◆ **Given problem**:
Pull every line that holds the word "mieszkania" from the entries.

Dataset items:
* start *
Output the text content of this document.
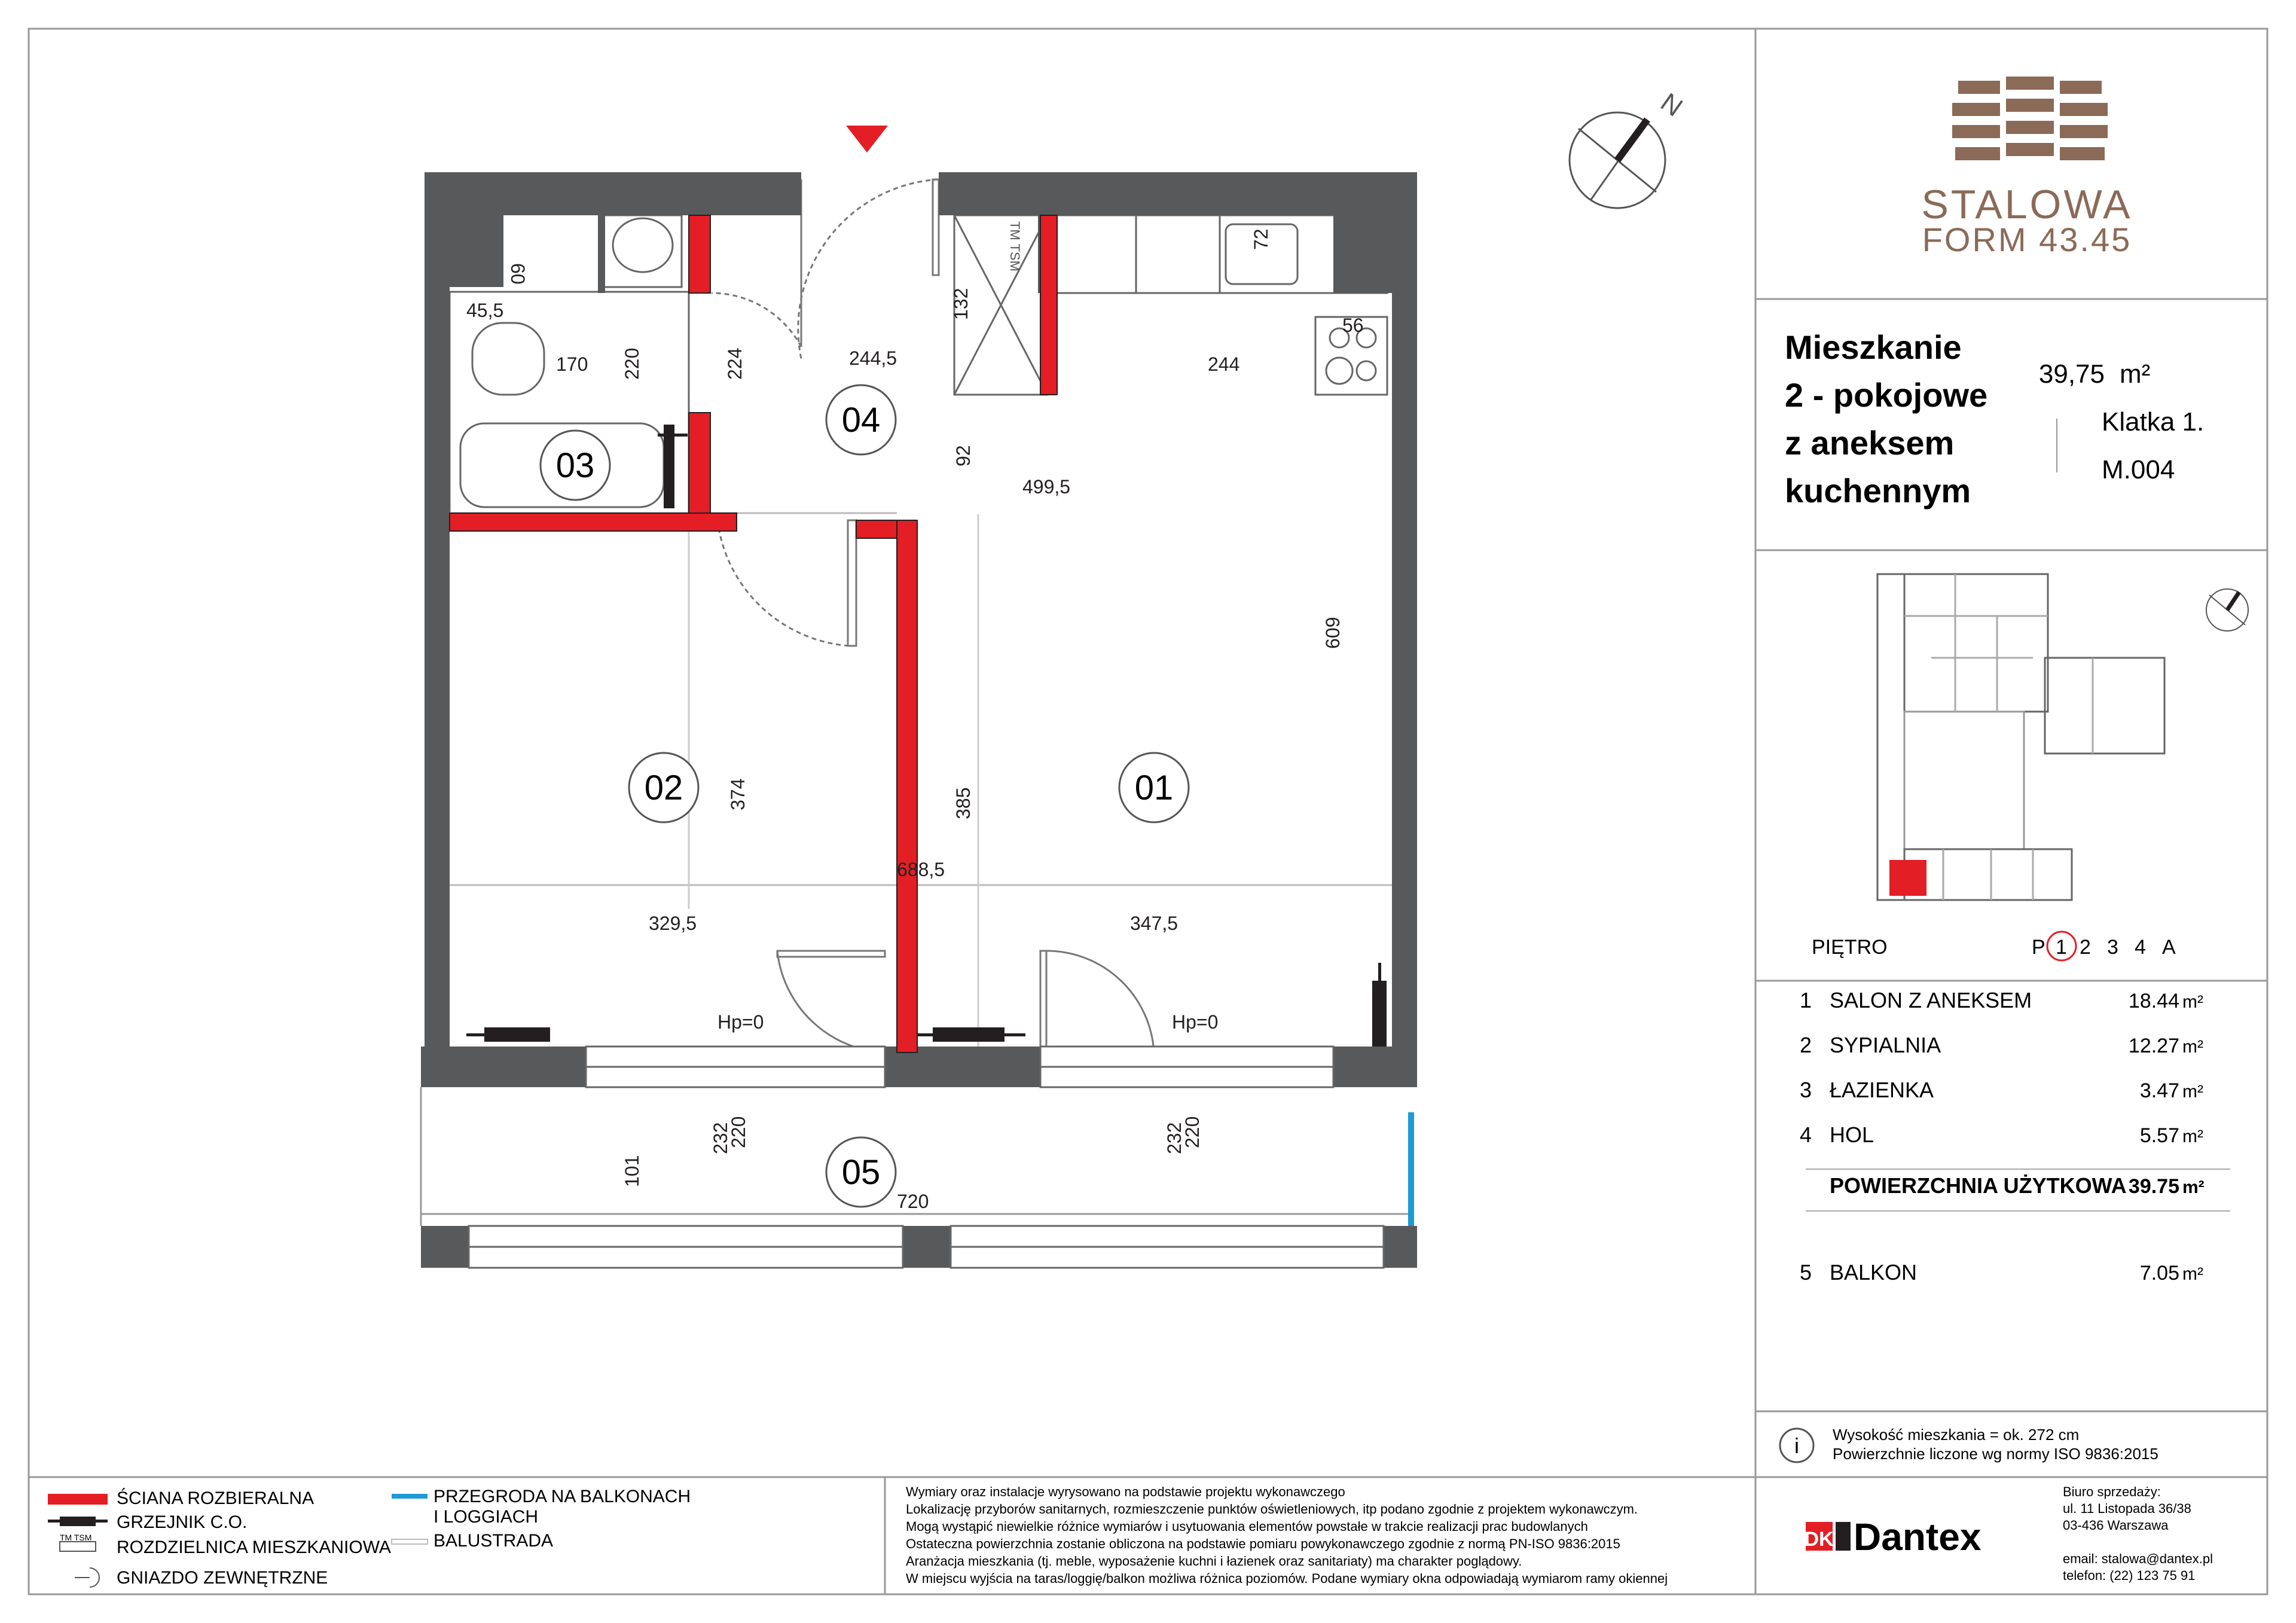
STALOWA
FORM 43.45
Mieszkanie
2 - pokojowe
z aneksem
kuchennym
39,75 m²
Klatka 1.
M.004
PIĘTRO	P 1 2 3 4 A
1 SALON Z ANEKSEM	18.44 m²
2 SYPIALNIA	12.27 m²
3 ŁAZIENKA	3.47 m²
4 HOL	5.57 m²
POWIERZCHNIA UŻYTKOWA 39.75 m²
5 BALKON	7.05 m²
i Wysokość mieszkania = ok. 272 cm
Powierzchnie liczone wg normy ISO 9836:2015
ŚCIANA ROZBIERALNA
GRZEJNIK C.O.
TM TSM ROZDZIELNICA MIESZKANIOWA
GNIAZDO ZEWNĘTRZNE
PRZEGRODA NA BALKONACH
I LOGGIACH
BALUSTRADA
Wymiary oraz instalacje wyrysowano na podstawie projektu wykonawczego
Lokalizację przyborów sanitarnych, rozmieszczenie punktów oświetleniowych, itp podano zgodnie z projektem wykonawczym.
Mogą wystąpić niewielkie różnice wymiarów i usytuowania elementów powstałe w trakcie realizacji prac budowlanych
Ostateczna powierzchnia zostanie obliczona na podstawie pomiaru powykonawczego zgodnie z normą PN-ISO 9836:2015
Aranżacja mieszkania (tj. meble, wyposażenie kuchni i łazienek oraz sanitariaty) ma charakter poglądowy.
W miejscu wyjścia na taras/loggię/balkon możliwa różnica poziomów. Podane wymiary okna odpowiadają wymiarom ramy okiennej
DK Dantex
Biuro sprzedaży:
ul. 11 Listopada 36/38
03-436 Warszawa
email: stalowa@dantex.pl
telefon: (22) 123 75 91
04
03
02	01
05
45,5
170	244,5	244
56
499,5
688,5
329,5	347,5
Hp=0	Hp=0
720
60
220	224
132
72
92
609
374	385
220
232	220
232
101
TM TSM
N
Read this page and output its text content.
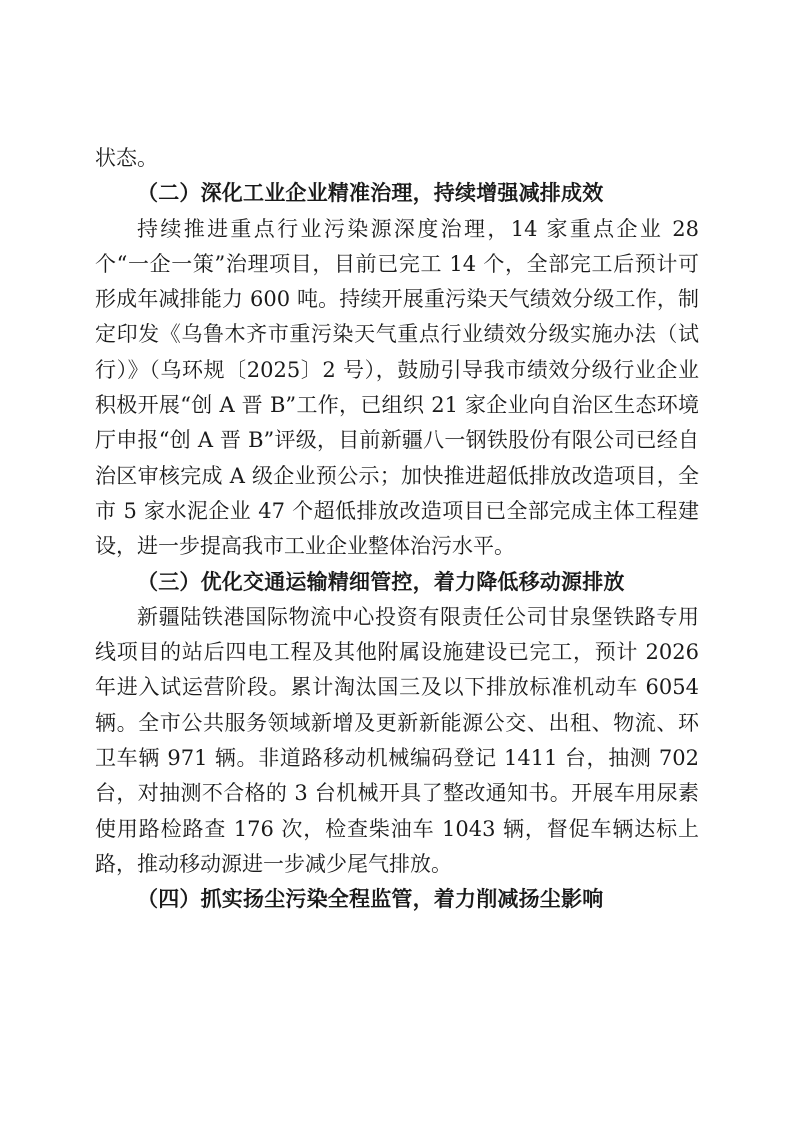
状态。

（二）深化工业企业精准治理，持续增强减排成效

持续推进重点行业污染源深度治理，14 家重点企业 28 个“一企一策”治理项目，目前已完工 14 个，全部完工后预计可形成年减排能力 600 吨。持续开展重污染天气绩效分级工作，制定印发《乌鲁木齐市重污染天气重点行业绩效分级实施办法（试行）》（乌环规〔2025〕2 号），鼓励引导我市绩效分级行业企业积极开展“创 A 晋 B”工作，已组织 21 家企业向自治区生态环境厅申报“创 A 晋 B”评级，目前新疆八一钢铁股份有限公司已经自治区审核完成 A 级企业预公示；加快推进超低排放改造项目，全市 5 家水泥企业 47 个超低排放改造项目已全部完成主体工程建设，进一步提高我市工业企业整体治污水平。

（三）优化交通运输精细管控，着力降低移动源排放

新疆陆铁港国际物流中心投资有限责任公司甘泉堡铁路专用线项目的站后四电工程及其他附属设施建设已完工，预计 2026 年进入试运营阶段。累计淘汰国三及以下排放标准机动车 6054 辆。全市公共服务领域新增及更新新能源公交、出租、物流、环卫车辆 971 辆。非道路移动机械编码登记 1411 台，抽测 702 台，对抽测不合格的 3 台机械开具了整改通知书。开展车用尿素使用路检路查 176 次，检查柴油车 1043 辆，督促车辆达标上路，推动移动源进一步减少尾气排放。

（四）抓实扬尘污染全程监管，着力削减扬尘影响
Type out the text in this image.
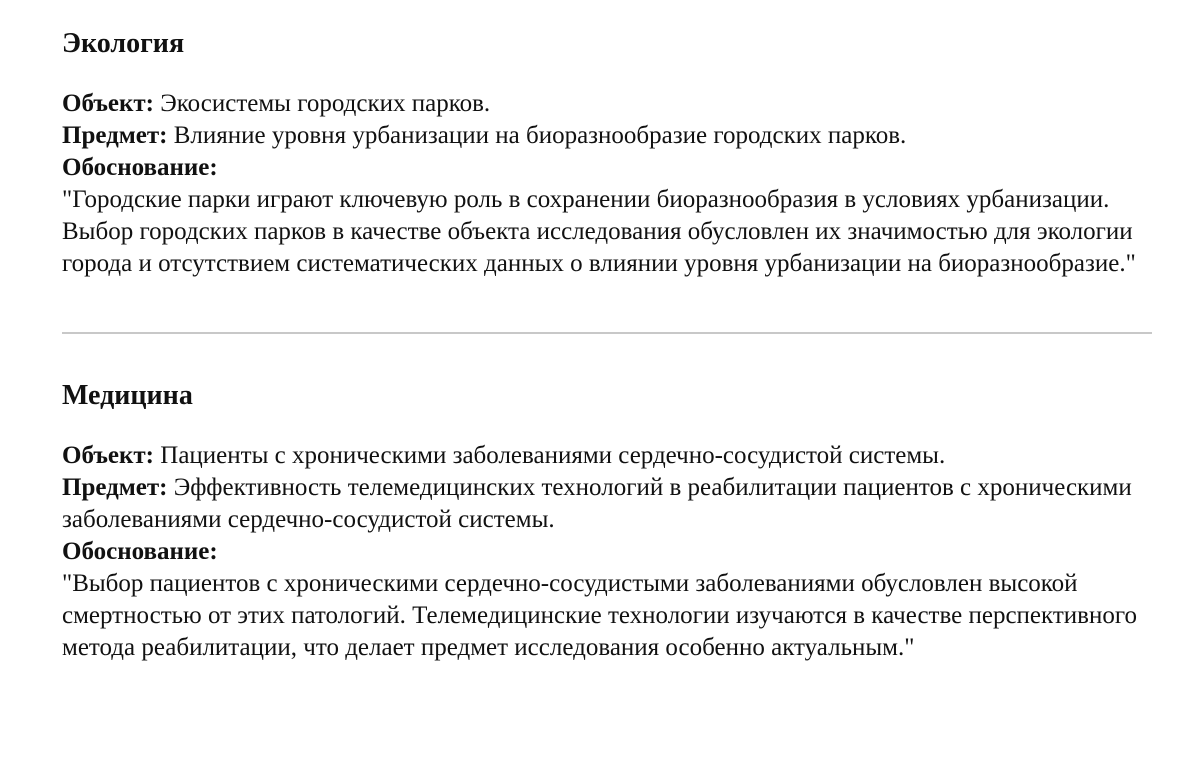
Экология
Объект: Экосистемы городских парков.
Предмет: Влияние уровня урбанизации на биоразнообразие городских парков.
Обоснование:
"Городские парки играют ключевую роль в сохранении биоразнообразия в условиях урбанизации. Выбор городских парков в качестве объекта исследования обусловлен их значимостью для экологии города и отсутствием систематических данных о влиянии уровня урбанизации на биоразнообразие."
Медицина
Объект: Пациенты с хроническими заболеваниями сердечно-сосудистой системы.
Предмет: Эффективность телемедицинских технологий в реабилитации пациентов с хроническими заболеваниями сердечно-сосудистой системы.
Обоснование:
"Выбор пациентов с хроническими сердечно-сосудистыми заболеваниями обусловлен высокой смертностью от этих патологий. Телемедицинские технологии изучаются в качестве перспективного метода реабилитации, что делает предмет исследования особенно актуальным."
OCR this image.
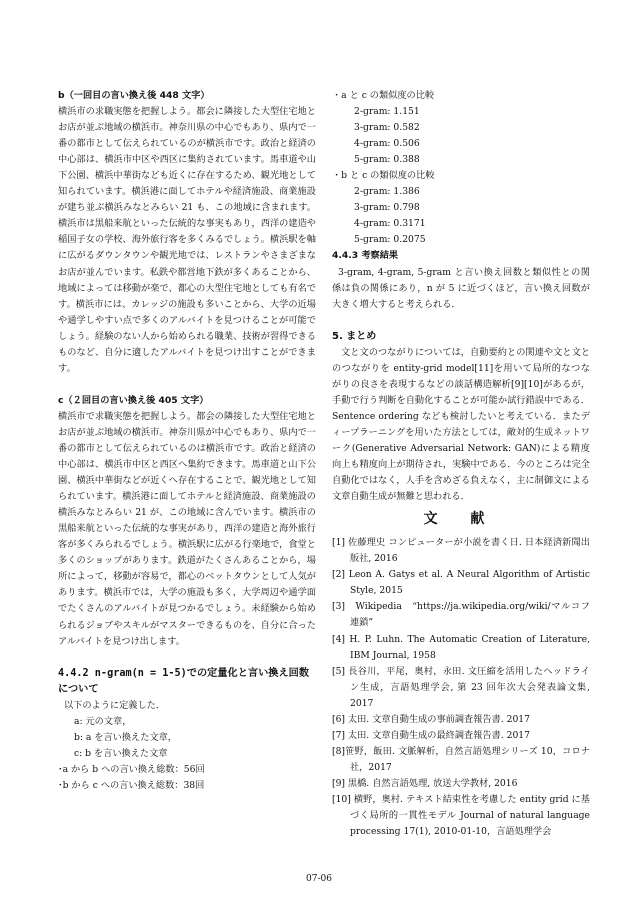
b（一回目の言い換え後 448 文字）

横浜市の求職実態を把握しよう。都会に隣接した大型住宅地とお店が並ぶ地域の横浜市。神奈川県の中心でもあり、県内で一番の都市として伝えられているのが横浜市です。政治と経済の中心部は、横浜市中区や西区に集約されています。馬車道や山下公園、横浜中華街なども近くに存在するため、観光地として知られています。横浜港に面してホテルや経済施設、商業施設が建ち並ぶ横浜みなとみらい 21 も、この地域に含まれます。横浜市は黒船来航といった伝統的な事実もあり，西洋の建造や稲国子女の学校、海外旅行客を多くみるでしょう。横浜駅を軸に広がるダウンタウンや観光地では、レストランやさまざまなお店が並んでいます。私鉄や都営地下鉄が多くあることから、地域によっては移動が楽で、都心の大型住宅地としても有名です。横浜市には、カレッジの施設も多いことから、大学の近場や通学しやすい点で多くのアルバイトを見つけることが可能でしょう。経験のない人から始められる職業、技術が習得できるものなど、自分に適したアルバイトを見つけ出すことができます。

c（２回目の言い換え後 405 文字）

横浜市で求職実態を把握しよう。都会の隣接した大型住宅地とお店が並ぶ地域の横浜市。神奈川県が中心でもあり、県内で一番の都市として伝えられているのは横浜市です。政治と経済の中心部は、横浜市中区と西区へ集約できます。馬車道と山下公園、横浜中華街などが近くへ存在することで、観光地として知られています。横浜港に面してホテルと経済施設、商業施設の横浜みなとみらい 21 が、この地域に含んでいます。横浜市の黒船来航といった伝統的な事実があり，西洋の建造と海外旅行客が多くみられるでしょう。横浜駅に広がる行楽地で，食堂と多くのショップがあります。鉄道がたくさんあることから，場所によって，移動が容易で，都心のベットタウンとして人気があります。横浜市では，大学の施設も多く，大学周辺や通学面でたくさんのアルバイトが見つかるでしょう。未経験から始められるジョブやスキルがマスターできるものを、自分に合ったアルバイトを見つけ出します。

4.4.2 n-gram(n = 1-5)での定量化と言い換え回数について

以下のように定義した．

a: 元の文章，

b: a を言い換えた文章，

c: b を言い換えた文章

･a から b への言い換え総数：56回

･b から c への言い換え総数：38回

・a と c の類似度の比較

2-gram: 1.151

3-gram: 0.582

4-gram: 0.506

5-gram: 0.388

・b と c の類似度の比較

2-gram: 1.386

3-gram: 0.798

4-gram: 0.3171

5-gram: 0.2075

4.4.3 考察結果

3-gram, 4-gram, 5-gram と言い換え回数と類似性との関係は負の関係にあり，n が 5 に近づくほど，言い換え回数が大きく増大すると考えられる．

5. まとめ

文と文のつながりについては，自動要約との関連や文と文とのつながりを entity-grid model[11]を用いて局所的なつながりの良さを表現するなどの談話構造解析[9][10]があるが，手動で行う判断を自動化することが可能か試行錯誤中である．Sentence ordering なども検討したいと考えている．またディープラーニングを用いた方法としては，敵対的生成ネットワーク(Generative Adversarial Network: GAN)による精度向上も精度向上が期待され，実験中である．今のところは完全自動化ではなく，人手を含めざる負えなく，主に制御文による文章自動生成が無難と思われる．

文 献

[1] 佐藤理史 コンピューターが小説を書く日. 日本経済新聞出版社, 2016

[2] Leon A. Gatys et al. A Neural Algorithm of Artistic Style, 2015

[3]　Wikipedia　“https://ja.wikipedia.org/wiki/マルコフ連鎖”

[4] H. P. Luhn. The Automatic Creation of Literature, IBM Journal, 1958

[5] 長谷川，平尾，奥村，永田. 文圧縮を活用したヘッドライン生成，言語処理学会, 第 23 回年次大会発表論文集, 2017

[6] 太田. 文章自動生成の事前調査報告書. 2017

[7] 太田. 文章自動生成の最終調査報告書. 2017

[8]笹野，飯田. 文脈解析，自然言語処理シリーズ 10，コロナ社，2017

[9] 黒橋. 自然言語処理, 放送大学教材, 2016

[10] 横野，奥村. テキスト結束性を考慮した entity grid に基づく局所的一貫性モデル Journal of natural language processing 17(1), 2010-01-10，言語処理学会

07-06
* end *
◆ **Task response**:
i Wysokość mieszkania = ok. 272 cm
Aranżacja mieszkania (tj. meble, wyposażenie kuchni i łazienek oraz sanitariaty) ma charakter poglądowy.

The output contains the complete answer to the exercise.